Given exercise:
Copy each line below in which the word "screenshot" occurs.

[start Material for the task]

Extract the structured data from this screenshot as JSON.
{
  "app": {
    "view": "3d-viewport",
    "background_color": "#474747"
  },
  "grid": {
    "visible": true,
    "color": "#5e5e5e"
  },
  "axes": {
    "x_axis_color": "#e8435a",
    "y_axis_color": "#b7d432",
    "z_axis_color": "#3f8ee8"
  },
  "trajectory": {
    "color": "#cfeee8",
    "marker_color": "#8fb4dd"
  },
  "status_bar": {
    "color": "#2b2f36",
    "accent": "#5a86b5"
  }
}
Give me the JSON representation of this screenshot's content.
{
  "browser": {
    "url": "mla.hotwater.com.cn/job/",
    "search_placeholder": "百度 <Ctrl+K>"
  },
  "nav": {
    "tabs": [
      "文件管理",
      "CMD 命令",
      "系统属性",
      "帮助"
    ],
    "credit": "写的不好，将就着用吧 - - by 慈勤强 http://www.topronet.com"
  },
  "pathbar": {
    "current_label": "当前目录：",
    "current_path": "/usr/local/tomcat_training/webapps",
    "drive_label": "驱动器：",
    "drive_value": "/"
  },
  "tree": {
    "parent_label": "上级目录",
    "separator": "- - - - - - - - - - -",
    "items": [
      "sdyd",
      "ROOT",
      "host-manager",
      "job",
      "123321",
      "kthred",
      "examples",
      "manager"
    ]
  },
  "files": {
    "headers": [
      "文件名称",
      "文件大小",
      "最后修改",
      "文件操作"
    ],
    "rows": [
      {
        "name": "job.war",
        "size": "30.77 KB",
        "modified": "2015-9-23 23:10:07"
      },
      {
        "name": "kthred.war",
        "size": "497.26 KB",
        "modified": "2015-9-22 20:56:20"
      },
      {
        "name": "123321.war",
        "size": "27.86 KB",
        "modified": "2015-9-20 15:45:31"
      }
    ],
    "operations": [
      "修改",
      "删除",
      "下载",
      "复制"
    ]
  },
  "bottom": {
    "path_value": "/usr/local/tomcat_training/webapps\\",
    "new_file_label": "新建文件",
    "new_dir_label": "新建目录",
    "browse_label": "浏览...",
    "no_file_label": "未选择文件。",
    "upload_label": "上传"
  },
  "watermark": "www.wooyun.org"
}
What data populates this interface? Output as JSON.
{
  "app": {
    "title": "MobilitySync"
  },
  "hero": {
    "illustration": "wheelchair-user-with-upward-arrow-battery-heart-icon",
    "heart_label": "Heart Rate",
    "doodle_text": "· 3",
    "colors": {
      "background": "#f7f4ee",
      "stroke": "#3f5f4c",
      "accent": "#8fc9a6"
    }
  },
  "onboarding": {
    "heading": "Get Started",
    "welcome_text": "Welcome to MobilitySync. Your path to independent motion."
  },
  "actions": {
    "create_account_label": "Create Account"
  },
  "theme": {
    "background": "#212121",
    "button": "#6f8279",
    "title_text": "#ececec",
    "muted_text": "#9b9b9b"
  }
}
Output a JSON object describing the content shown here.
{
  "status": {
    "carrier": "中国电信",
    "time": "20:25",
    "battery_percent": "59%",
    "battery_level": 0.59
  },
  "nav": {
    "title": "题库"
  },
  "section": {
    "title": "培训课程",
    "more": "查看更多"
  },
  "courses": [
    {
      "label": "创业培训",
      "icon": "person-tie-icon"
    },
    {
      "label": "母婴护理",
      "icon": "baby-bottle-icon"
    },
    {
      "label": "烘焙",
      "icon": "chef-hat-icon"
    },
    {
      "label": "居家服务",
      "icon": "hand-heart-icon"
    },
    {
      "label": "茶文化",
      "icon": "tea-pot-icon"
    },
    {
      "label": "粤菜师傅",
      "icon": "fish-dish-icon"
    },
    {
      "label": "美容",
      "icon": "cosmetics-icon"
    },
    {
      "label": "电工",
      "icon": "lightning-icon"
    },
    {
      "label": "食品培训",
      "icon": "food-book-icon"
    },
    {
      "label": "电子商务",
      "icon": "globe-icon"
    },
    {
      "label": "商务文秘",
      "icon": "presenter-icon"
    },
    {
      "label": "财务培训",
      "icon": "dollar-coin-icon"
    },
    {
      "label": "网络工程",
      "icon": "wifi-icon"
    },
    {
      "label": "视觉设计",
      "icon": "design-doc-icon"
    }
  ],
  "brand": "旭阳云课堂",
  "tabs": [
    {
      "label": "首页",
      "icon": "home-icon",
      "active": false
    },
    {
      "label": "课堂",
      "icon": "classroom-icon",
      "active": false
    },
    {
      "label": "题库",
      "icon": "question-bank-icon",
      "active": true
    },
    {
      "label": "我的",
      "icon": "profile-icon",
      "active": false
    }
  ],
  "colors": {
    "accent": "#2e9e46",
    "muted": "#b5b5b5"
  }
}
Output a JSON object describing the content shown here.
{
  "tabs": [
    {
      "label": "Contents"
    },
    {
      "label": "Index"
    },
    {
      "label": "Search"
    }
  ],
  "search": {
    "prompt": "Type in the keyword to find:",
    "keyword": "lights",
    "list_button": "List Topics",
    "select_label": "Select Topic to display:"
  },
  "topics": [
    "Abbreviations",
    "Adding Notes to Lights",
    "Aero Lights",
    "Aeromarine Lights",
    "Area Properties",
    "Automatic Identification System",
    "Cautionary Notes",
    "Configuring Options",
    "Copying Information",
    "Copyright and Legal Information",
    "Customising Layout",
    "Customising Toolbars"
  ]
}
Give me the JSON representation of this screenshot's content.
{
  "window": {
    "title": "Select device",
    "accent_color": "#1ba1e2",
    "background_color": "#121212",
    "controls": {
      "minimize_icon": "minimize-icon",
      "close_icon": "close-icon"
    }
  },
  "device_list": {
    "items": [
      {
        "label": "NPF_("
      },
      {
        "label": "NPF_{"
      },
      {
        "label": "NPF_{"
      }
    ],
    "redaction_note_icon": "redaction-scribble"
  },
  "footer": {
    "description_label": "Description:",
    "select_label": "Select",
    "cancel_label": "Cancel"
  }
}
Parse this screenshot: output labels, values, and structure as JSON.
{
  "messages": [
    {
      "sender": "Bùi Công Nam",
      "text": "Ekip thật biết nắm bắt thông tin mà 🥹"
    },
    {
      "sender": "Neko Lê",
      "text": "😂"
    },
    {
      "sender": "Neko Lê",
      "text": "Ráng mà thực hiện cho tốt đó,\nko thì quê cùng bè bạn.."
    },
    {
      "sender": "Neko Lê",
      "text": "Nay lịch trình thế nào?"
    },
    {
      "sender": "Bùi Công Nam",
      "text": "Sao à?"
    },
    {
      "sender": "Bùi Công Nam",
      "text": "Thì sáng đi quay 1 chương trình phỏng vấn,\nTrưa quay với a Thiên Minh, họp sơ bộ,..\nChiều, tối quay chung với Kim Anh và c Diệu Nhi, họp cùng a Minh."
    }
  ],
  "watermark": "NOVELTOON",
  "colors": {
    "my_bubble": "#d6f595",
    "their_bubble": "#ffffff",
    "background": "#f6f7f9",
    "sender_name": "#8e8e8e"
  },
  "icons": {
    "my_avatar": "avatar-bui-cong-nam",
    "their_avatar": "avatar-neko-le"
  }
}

[end Material for the task]

Answer to this task:
Extract the structured data from this screenshot as JSON.
Give me the JSON representation of this screenshot's content.
Give me the JSON representation of this screenshot's content.
Parse this screenshot: output labels, values, and structure as JSON.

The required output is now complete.